-- begin --

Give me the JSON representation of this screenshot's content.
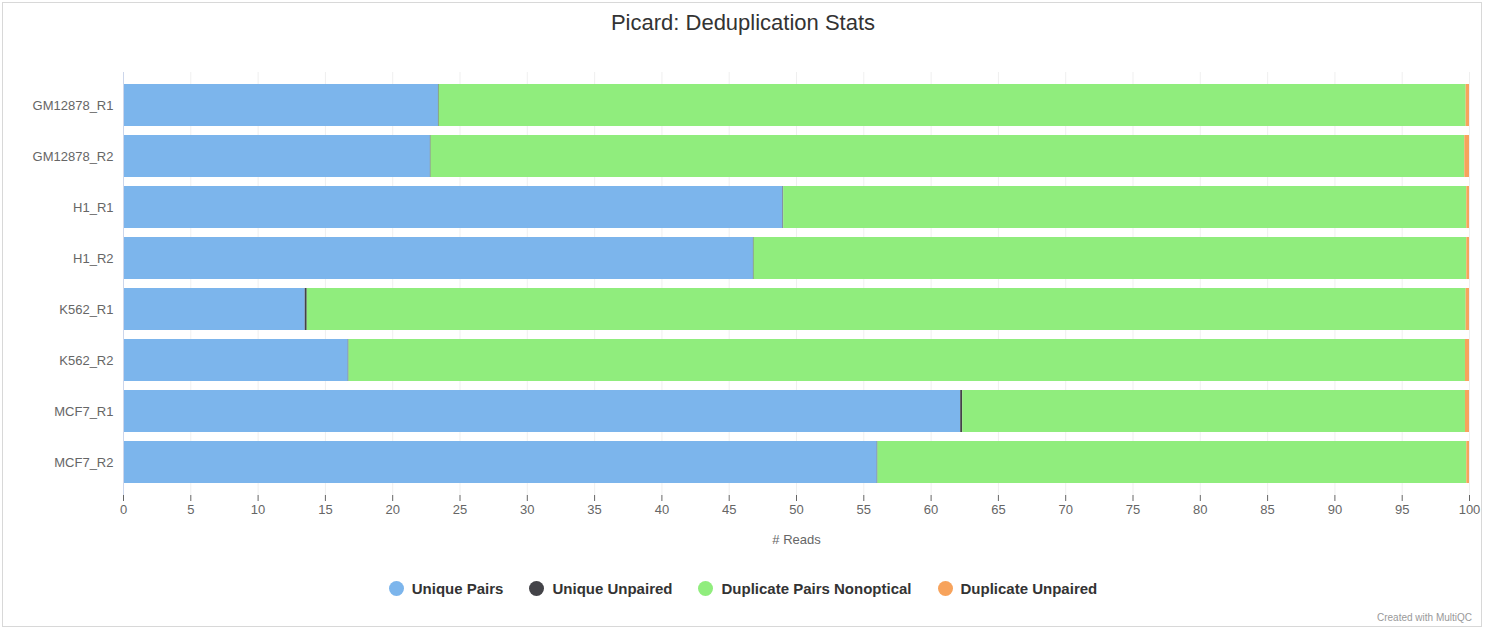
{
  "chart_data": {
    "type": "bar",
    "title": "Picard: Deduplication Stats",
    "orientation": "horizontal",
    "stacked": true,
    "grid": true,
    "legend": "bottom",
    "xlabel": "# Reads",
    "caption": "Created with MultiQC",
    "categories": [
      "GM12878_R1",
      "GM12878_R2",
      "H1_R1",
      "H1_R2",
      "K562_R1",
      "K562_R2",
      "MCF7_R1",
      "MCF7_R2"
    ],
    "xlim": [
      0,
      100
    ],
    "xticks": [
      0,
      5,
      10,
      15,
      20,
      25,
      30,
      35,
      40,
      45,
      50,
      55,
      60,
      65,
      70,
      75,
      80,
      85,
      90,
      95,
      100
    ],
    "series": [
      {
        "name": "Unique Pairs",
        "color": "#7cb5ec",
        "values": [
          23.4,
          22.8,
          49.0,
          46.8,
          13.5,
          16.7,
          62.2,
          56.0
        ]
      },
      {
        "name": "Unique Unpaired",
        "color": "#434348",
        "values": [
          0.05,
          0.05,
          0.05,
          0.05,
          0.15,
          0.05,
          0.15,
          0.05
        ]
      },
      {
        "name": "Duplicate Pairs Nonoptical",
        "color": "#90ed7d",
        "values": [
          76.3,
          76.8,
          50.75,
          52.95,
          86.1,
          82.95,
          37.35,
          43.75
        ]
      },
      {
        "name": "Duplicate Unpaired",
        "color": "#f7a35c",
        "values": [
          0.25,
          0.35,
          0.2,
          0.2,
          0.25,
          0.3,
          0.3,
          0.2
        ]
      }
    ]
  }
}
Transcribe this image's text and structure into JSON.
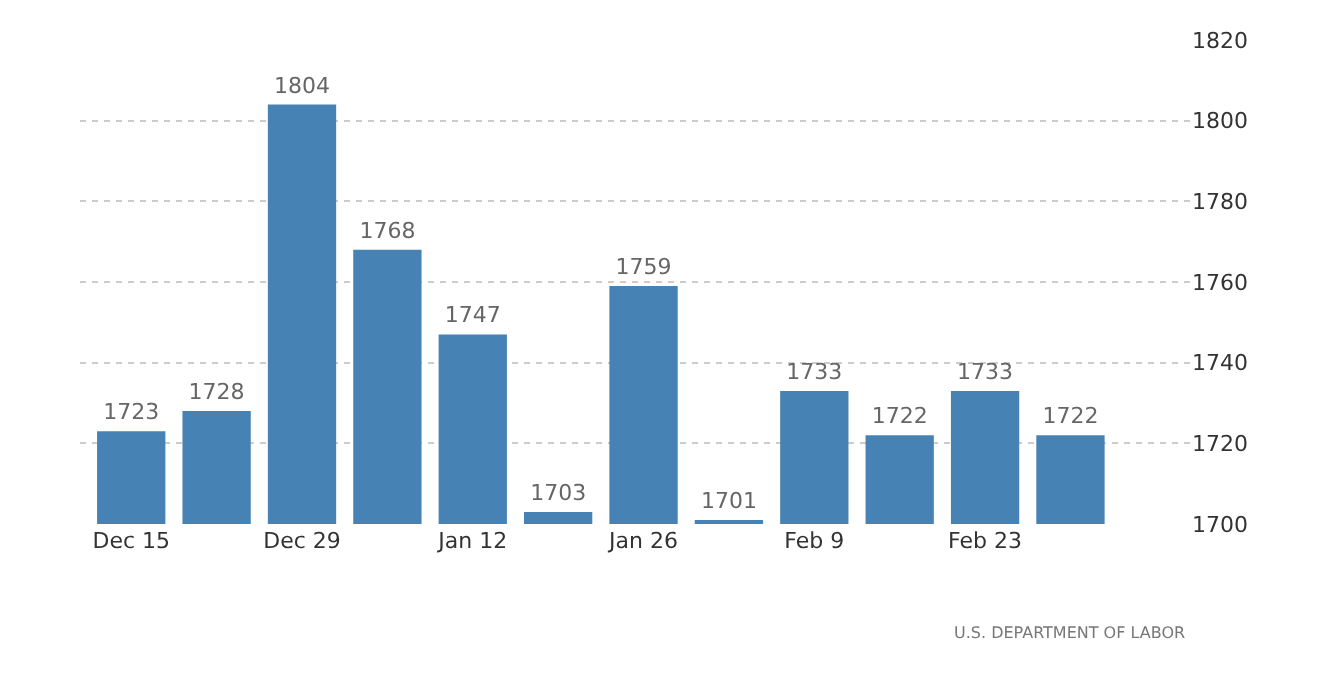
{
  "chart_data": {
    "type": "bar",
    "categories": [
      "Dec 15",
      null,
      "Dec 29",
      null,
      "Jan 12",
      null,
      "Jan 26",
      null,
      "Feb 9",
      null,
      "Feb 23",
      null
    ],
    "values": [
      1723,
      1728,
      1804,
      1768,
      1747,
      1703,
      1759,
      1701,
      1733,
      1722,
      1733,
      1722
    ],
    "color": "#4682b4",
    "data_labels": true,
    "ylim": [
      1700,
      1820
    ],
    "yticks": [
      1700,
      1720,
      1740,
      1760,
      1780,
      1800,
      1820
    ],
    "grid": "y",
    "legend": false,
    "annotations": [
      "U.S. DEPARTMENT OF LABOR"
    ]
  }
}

-- end --

▸ Problem: The lines to copy run from the line containing "Transcribe this image's" through the end of the data above; copy exactly those, minus the pictures.

▸ Response to this exercise:
Transcribe this image's text and structure into JSON.
{
  "chart_data": {
    "type": "bar",
    "categories": [
      "Dec 15",
      null,
      "Dec 29",
      null,
      "Jan 12",
      null,
      "Jan 26",
      null,
      "Feb 9",
      null,
      "Feb 23",
      null
    ],
    "values": [
      1723,
      1728,
      1804,
      1768,
      1747,
      1703,
      1759,
      1701,
      1733,
      1722,
      1733,
      1722
    ],
    "color": "#4682b4",
    "data_labels": true,
    "ylim": [
      1700,
      1820
    ],
    "yticks": [
      1700,
      1720,
      1740,
      1760,
      1780,
      1800,
      1820
    ],
    "grid": "y",
    "legend": false,
    "annotations": [
      "U.S. DEPARTMENT OF LABOR"
    ]
  }
}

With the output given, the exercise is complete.